> [Problem]: Count how many lines below include the string "Service", and give that number without anything else.

start Stored data

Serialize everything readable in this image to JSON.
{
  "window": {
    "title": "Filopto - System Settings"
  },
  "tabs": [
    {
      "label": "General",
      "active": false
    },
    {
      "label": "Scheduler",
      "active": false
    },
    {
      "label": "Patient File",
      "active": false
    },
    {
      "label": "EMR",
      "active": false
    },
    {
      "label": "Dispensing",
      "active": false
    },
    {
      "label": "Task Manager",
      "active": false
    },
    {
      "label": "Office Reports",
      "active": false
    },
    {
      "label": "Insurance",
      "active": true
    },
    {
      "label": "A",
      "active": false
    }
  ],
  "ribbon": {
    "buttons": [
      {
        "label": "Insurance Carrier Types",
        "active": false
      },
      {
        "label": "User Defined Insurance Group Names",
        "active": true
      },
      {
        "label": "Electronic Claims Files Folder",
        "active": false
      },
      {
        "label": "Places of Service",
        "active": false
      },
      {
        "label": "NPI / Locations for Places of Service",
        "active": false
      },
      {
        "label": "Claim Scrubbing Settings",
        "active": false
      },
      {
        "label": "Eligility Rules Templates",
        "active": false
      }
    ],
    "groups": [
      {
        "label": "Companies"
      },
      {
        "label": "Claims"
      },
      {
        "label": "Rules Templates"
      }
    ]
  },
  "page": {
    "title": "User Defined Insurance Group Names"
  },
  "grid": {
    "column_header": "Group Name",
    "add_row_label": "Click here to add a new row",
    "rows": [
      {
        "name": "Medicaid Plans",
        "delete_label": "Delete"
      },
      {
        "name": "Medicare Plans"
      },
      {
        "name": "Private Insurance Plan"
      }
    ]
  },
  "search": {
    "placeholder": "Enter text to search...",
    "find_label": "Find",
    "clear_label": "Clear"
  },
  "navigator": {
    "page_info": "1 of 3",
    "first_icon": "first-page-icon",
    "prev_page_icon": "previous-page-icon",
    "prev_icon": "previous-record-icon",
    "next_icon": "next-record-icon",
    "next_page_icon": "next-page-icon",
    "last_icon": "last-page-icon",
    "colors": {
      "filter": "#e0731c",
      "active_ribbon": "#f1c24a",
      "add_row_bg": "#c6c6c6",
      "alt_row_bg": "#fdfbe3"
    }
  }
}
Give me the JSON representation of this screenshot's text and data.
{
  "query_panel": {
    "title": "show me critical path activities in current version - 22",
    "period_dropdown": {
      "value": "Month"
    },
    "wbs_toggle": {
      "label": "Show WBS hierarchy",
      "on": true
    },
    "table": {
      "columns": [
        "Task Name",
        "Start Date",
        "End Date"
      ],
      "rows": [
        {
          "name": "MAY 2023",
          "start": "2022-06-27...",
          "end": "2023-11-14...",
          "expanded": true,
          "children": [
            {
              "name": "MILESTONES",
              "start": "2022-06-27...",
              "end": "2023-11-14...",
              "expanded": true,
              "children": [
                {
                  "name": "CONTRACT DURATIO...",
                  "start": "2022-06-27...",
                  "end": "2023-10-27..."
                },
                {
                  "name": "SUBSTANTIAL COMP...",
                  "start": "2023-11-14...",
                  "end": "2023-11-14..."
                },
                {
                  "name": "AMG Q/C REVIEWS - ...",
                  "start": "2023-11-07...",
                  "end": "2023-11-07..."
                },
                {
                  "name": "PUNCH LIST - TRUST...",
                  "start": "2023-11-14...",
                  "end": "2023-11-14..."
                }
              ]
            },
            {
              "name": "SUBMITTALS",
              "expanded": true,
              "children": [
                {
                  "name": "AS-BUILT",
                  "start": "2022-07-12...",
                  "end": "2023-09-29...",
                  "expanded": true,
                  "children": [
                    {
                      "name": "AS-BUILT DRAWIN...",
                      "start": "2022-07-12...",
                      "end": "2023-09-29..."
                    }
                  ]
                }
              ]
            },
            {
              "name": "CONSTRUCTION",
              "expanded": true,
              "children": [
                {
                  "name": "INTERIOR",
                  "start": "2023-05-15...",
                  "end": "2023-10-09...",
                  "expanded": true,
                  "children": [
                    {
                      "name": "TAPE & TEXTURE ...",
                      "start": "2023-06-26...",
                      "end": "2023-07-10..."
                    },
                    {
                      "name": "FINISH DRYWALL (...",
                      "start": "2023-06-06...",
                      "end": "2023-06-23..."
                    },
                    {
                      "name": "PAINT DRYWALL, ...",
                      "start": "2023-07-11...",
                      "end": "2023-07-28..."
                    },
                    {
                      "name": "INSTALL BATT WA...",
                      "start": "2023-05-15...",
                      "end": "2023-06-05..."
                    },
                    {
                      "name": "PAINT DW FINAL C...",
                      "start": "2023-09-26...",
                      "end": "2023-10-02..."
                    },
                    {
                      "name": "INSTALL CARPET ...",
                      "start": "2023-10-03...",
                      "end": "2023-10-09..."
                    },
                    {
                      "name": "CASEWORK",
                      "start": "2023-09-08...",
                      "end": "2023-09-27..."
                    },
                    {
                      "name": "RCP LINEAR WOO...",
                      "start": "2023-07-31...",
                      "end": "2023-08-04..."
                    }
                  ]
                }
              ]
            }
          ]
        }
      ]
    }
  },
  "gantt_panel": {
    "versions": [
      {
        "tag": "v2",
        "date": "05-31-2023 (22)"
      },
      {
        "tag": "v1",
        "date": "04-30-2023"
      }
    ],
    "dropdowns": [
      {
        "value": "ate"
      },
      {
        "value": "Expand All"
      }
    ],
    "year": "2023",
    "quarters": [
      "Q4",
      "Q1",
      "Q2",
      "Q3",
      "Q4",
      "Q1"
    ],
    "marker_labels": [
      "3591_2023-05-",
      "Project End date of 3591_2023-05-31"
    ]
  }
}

end Stored data

> [Result]: 2